:: EXTRACTED DATA ::
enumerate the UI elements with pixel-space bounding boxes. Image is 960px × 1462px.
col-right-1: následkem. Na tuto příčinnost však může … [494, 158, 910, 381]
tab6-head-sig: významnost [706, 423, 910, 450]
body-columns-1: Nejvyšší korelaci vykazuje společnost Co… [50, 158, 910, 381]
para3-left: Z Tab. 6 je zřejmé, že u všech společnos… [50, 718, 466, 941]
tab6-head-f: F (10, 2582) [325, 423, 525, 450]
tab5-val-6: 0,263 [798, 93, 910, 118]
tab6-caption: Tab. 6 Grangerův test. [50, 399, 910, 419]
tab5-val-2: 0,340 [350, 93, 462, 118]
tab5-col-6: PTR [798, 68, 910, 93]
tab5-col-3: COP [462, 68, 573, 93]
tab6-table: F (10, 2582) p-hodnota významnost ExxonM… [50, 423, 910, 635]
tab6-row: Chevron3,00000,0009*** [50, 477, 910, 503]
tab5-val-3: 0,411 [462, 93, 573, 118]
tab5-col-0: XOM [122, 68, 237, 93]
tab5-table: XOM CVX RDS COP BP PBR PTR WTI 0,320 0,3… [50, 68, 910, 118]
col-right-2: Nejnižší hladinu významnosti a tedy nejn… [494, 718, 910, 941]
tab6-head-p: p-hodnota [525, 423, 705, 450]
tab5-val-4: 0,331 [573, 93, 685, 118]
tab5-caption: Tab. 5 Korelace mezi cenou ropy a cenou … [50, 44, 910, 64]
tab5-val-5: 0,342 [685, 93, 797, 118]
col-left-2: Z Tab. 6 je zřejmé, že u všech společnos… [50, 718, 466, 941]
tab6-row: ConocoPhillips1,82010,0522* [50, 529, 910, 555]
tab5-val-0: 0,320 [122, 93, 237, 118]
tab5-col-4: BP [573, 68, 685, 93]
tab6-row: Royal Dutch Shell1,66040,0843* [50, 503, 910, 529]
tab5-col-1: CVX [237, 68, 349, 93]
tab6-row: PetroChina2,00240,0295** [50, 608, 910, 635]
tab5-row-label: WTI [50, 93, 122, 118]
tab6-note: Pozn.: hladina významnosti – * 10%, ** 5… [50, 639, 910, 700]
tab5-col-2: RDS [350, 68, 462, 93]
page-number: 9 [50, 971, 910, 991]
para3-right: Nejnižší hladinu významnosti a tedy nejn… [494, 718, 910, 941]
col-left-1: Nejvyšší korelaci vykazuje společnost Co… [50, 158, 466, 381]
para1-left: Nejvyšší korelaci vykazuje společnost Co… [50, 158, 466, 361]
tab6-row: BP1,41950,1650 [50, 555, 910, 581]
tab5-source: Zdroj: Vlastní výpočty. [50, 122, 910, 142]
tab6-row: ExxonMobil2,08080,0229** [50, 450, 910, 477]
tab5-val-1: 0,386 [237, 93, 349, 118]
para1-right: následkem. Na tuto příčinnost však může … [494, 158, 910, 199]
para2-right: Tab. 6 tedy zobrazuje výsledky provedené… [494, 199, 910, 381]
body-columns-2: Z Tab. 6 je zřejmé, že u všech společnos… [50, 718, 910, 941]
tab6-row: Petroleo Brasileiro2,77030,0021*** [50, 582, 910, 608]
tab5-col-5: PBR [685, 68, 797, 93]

:: STATED GOAL ::
Can you render every line of the data above as a numbered list, omitting any blank lines?

:: THE REPLY ::
1. enumerate the UI elements with pixel-space bounding boxes. Image is 960px × 1462px.
2. col-right-1: následkem. Na tuto příčinnost však může … [494, 158, 910, 381]
3. tab6-head-sig: významnost [706, 423, 910, 450]
4. body-columns-1: Nejvyšší korelaci vykazuje společnost Co… [50, 158, 910, 381]
5. para3-left: Z Tab. 6 je zřejmé, že u všech společnos… [50, 718, 466, 941]
6. tab6-head-f: F (10, 2582) [325, 423, 525, 450]
7. tab5-val-6: 0,263 [798, 93, 910, 118]
8. tab6-caption: Tab. 6 Grangerův test. [50, 399, 910, 419]
9. tab5-val-2: 0,340 [350, 93, 462, 118]
10. tab5-col-6: PTR [798, 68, 910, 93]
11. tab5-col-3: COP [462, 68, 573, 93]
12. tab6-table: F (10, 2582) p-hodnota významnost ExxonM… [50, 423, 910, 635]
13. tab6-row: Chevron3,00000,0009*** [50, 477, 910, 503]
14. tab5-val-3: 0,411 [462, 93, 573, 118]
15. tab5-col-0: XOM [122, 68, 237, 93]
16. tab5-table: XOM CVX RDS COP BP PBR PTR WTI 0,320 0,3… [50, 68, 910, 118]
17. col-right-2: Nejnižší hladinu významnosti a tedy nejn… [494, 718, 910, 941]
18. tab6-head-p: p-hodnota [525, 423, 705, 450]
19. tab5-val-4: 0,331 [573, 93, 685, 118]
20. tab5-caption: Tab. 5 Korelace mezi cenou ropy a cenou … [50, 44, 910, 64]
21. tab5-val-5: 0,342 [685, 93, 797, 118]
22. col-left-2: Z Tab. 6 je zřejmé, že u všech společnos… [50, 718, 466, 941]
23. tab6-row: ConocoPhillips1,82010,0522* [50, 529, 910, 555]
24. tab5-val-0: 0,320 [122, 93, 237, 118]
25. tab5-col-4: BP [573, 68, 685, 93]
26. tab6-row: Royal Dutch Shell1,66040,0843* [50, 503, 910, 529]
27. tab5-col-1: CVX [237, 68, 349, 93]
28. tab6-row: PetroChina2,00240,0295** [50, 608, 910, 635]
29. tab5-row-label: WTI [50, 93, 122, 118]
30. tab6-note: Pozn.: hladina významnosti – * 10%, ** 5… [50, 639, 910, 700]
31. tab5-col-2: RDS [350, 68, 462, 93]
32. page-number: 9 [50, 971, 910, 991]
33. para3-right: Nejnižší hladinu významnosti a tedy nejn… [494, 718, 910, 941]
34. col-left-1: Nejvyšší korelaci vykazuje společnost Co… [50, 158, 466, 381]
35. para1-left: Nejvyšší korelaci vykazuje společnost Co… [50, 158, 466, 361]
36. tab6-row: BP1,41950,1650 [50, 555, 910, 581]
37. tab5-source: Zdroj: Vlastní výpočty. [50, 122, 910, 142]
38. tab6-row: ExxonMobil2,08080,0229** [50, 450, 910, 477]
39. tab5-val-1: 0,386 [237, 93, 349, 118]
40. para1-right: následkem. Na tuto příčinnost však může … [494, 158, 910, 199]
41. para2-right: Tab. 6 tedy zobrazuje výsledky provedené… [494, 199, 910, 381]
42. body-columns-2: Z Tab. 6 je zřejmé, že u všech společnos… [50, 718, 910, 941]
43. tab6-row: Petroleo Brasileiro2,77030,0021*** [50, 582, 910, 608]
44. tab5-col-5: PBR [685, 68, 797, 93]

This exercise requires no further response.